[PROBLEM TO SOLVE] Copy out every line of the data below word for word, leaving out the pictures.

[Items from a dataset]

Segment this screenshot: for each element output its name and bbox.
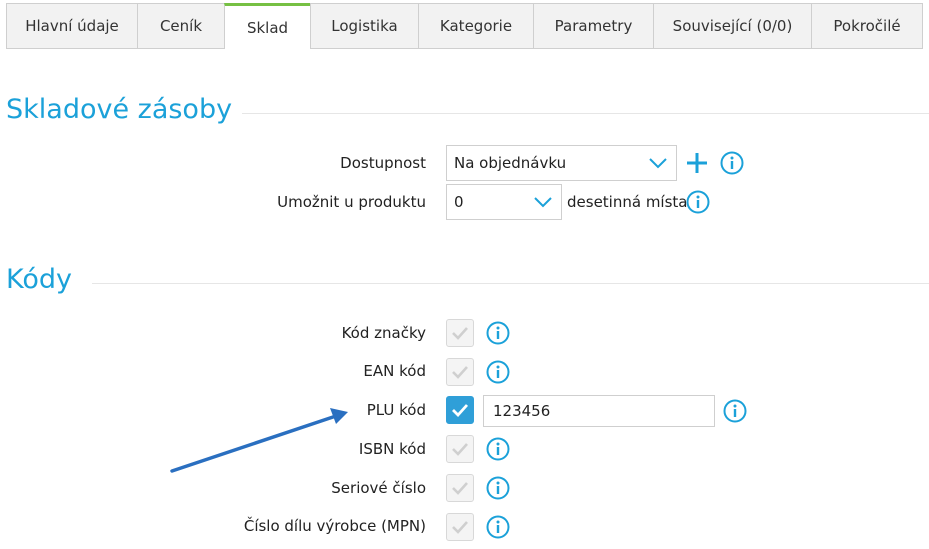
chevron-down-icon: [534, 197, 552, 208]
tab-hlavni-udaje[interactable]: Hlavní údaje: [6, 3, 137, 49]
tab-label: Související (0/0): [672, 17, 793, 35]
tab-logistika[interactable]: Logistika: [310, 3, 418, 49]
decimals-select[interactable]: 0: [446, 184, 562, 220]
code-label-mpn: Číslo dílu výrobce (MPN): [243, 517, 426, 535]
plu-code-checkbox[interactable]: [446, 396, 474, 424]
code-label-isbn: ISBN kód: [358, 440, 426, 458]
availability-label: Dostupnost: [340, 154, 426, 172]
ean-code-checkbox[interactable]: [446, 358, 474, 386]
section-divider: [92, 283, 929, 284]
code-label-brand: Kód značky: [341, 324, 426, 342]
code-label-ean: EAN kód: [363, 362, 426, 380]
code-label-plu: PLU kód: [366, 401, 426, 419]
checkmark-icon: [452, 482, 468, 495]
plu-code-input[interactable]: [483, 395, 715, 427]
tab-label: Kategorie: [439, 17, 513, 35]
tab-cenik[interactable]: Ceník: [137, 3, 224, 49]
tab-label: Logistika: [331, 17, 398, 35]
tab-label: Pokročilé: [833, 17, 901, 35]
checkmark-icon: [452, 521, 468, 534]
section-divider: [242, 113, 929, 114]
tab-souvisejici[interactable]: Související (0/0): [653, 3, 811, 49]
tab-pokrocile[interactable]: Pokročilé: [811, 3, 923, 49]
info-icon[interactable]: [486, 360, 510, 384]
checkmark-icon: [452, 327, 468, 340]
annotation-arrow: [170, 408, 348, 473]
info-icon[interactable]: [486, 437, 510, 461]
chevron-down-icon: [649, 158, 667, 169]
checkmark-icon: [452, 404, 469, 417]
mpn-checkbox[interactable]: [446, 513, 474, 541]
info-icon[interactable]: [486, 321, 510, 345]
serial-number-checkbox[interactable]: [446, 474, 474, 502]
info-icon[interactable]: [486, 515, 510, 539]
plus-icon[interactable]: [685, 151, 709, 175]
decimals-value: 0: [454, 193, 464, 211]
tab-sklad[interactable]: Sklad: [224, 3, 310, 49]
tab-label: Hlavní údaje: [25, 17, 119, 35]
codes-section-title: Kódy: [6, 264, 72, 295]
availability-select[interactable]: Na objednávku: [446, 145, 677, 181]
decimals-suffix: desetinná místa: [567, 193, 688, 211]
checkmark-icon: [452, 443, 468, 456]
brand-code-checkbox[interactable]: [446, 319, 474, 347]
tab-parametry[interactable]: Parametry: [533, 3, 653, 49]
allow-label: Umožnit u produktu: [277, 193, 426, 211]
stock-section-title: Skladové zásoby: [6, 94, 233, 125]
tab-kategorie[interactable]: Kategorie: [418, 3, 533, 49]
checkmark-icon: [452, 366, 468, 379]
info-icon[interactable]: [723, 399, 747, 423]
isbn-code-checkbox[interactable]: [446, 435, 474, 463]
code-label-serial: Seriové číslo: [331, 479, 426, 497]
tab-bar: Hlavní údaje Ceník Sklad Logistika Kateg…: [6, 3, 923, 49]
tab-label: Ceník: [159, 17, 203, 35]
info-icon[interactable]: [686, 190, 710, 214]
info-icon[interactable]: [486, 476, 510, 500]
tab-label: Sklad: [246, 18, 289, 37]
info-icon[interactable]: [720, 151, 744, 175]
tab-label: Parametry: [554, 17, 633, 35]
availability-value: Na objednávku: [454, 154, 567, 172]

[OUTPUT BELOW]
Segment this screenshot: for each element output its name and bbox.
chevron-down-icon: [534, 197, 552, 208]
tab-hlavni-udaje[interactable]: Hlavní údaje: [6, 3, 137, 49]
tab-label: Související (0/0): [672, 17, 793, 35]
tab-logistika[interactable]: Logistika: [310, 3, 418, 49]
decimals-select[interactable]: 0: [446, 184, 562, 220]
code-label-mpn: Číslo dílu výrobce (MPN): [243, 517, 426, 535]
plu-code-checkbox[interactable]: [446, 396, 474, 424]
code-label-isbn: ISBN kód: [358, 440, 426, 458]
availability-label: Dostupnost: [340, 154, 426, 172]
ean-code-checkbox[interactable]: [446, 358, 474, 386]
section-divider: [92, 283, 929, 284]
code-label-brand: Kód značky: [341, 324, 426, 342]
code-label-ean: EAN kód: [363, 362, 426, 380]
code-label-plu: PLU kód: [366, 401, 426, 419]
checkmark-icon: [452, 482, 468, 495]
plu-code-input[interactable]: [483, 395, 715, 427]
tab-label: Kategorie: [439, 17, 513, 35]
tab-cenik[interactable]: Ceník: [137, 3, 224, 49]
tab-label: Logistika: [331, 17, 398, 35]
tab-label: Pokročilé: [833, 17, 901, 35]
checkmark-icon: [452, 521, 468, 534]
section-divider: [242, 113, 929, 114]
tab-souvisejici[interactable]: Související (0/0): [653, 3, 811, 49]
tab-pokrocile[interactable]: Pokročilé: [811, 3, 923, 49]
info-icon[interactable]: [486, 360, 510, 384]
checkmark-icon: [452, 327, 468, 340]
annotation-arrow: [170, 408, 348, 473]
info-icon[interactable]: [486, 437, 510, 461]
chevron-down-icon: [649, 158, 667, 169]
checkmark-icon: [452, 404, 469, 417]
mpn-checkbox[interactable]: [446, 513, 474, 541]
info-icon[interactable]: [486, 321, 510, 345]
serial-number-checkbox[interactable]: [446, 474, 474, 502]
info-icon[interactable]: [486, 515, 510, 539]
plus-icon[interactable]: [685, 151, 709, 175]
decimals-value: 0: [454, 193, 464, 211]
tab-sklad[interactable]: Sklad: [224, 3, 310, 49]
tab-label: Hlavní údaje: [25, 17, 119, 35]
codes-section-title: Kódy: [6, 264, 72, 295]
availability-select[interactable]: Na objednávku: [446, 145, 677, 181]
decimals-suffix: desetinná místa: [567, 193, 688, 211]
checkmark-icon: [452, 443, 468, 456]
brand-code-checkbox[interactable]: [446, 319, 474, 347]
tab-parametry[interactable]: Parametry: [533, 3, 653, 49]
allow-label: Umožnit u produktu: [277, 193, 426, 211]
stock-section-title: Skladové zásoby: [6, 94, 233, 125]
tab-kategorie[interactable]: Kategorie: [418, 3, 533, 49]
checkmark-icon: [452, 366, 468, 379]
info-icon[interactable]: [723, 399, 747, 423]
isbn-code-checkbox[interactable]: [446, 435, 474, 463]
code-label-serial: Seriové číslo: [331, 479, 426, 497]
tab-bar: Hlavní údaje Ceník Sklad Logistika Kateg…: [6, 3, 923, 49]
tab-label: Ceník: [159, 17, 203, 35]
info-icon[interactable]: [686, 190, 710, 214]
info-icon[interactable]: [486, 476, 510, 500]
tab-label: Sklad: [246, 18, 289, 37]
info-icon[interactable]: [720, 151, 744, 175]
tab-label: Parametry: [554, 17, 633, 35]
availability-value: Na objednávku: [454, 154, 567, 172]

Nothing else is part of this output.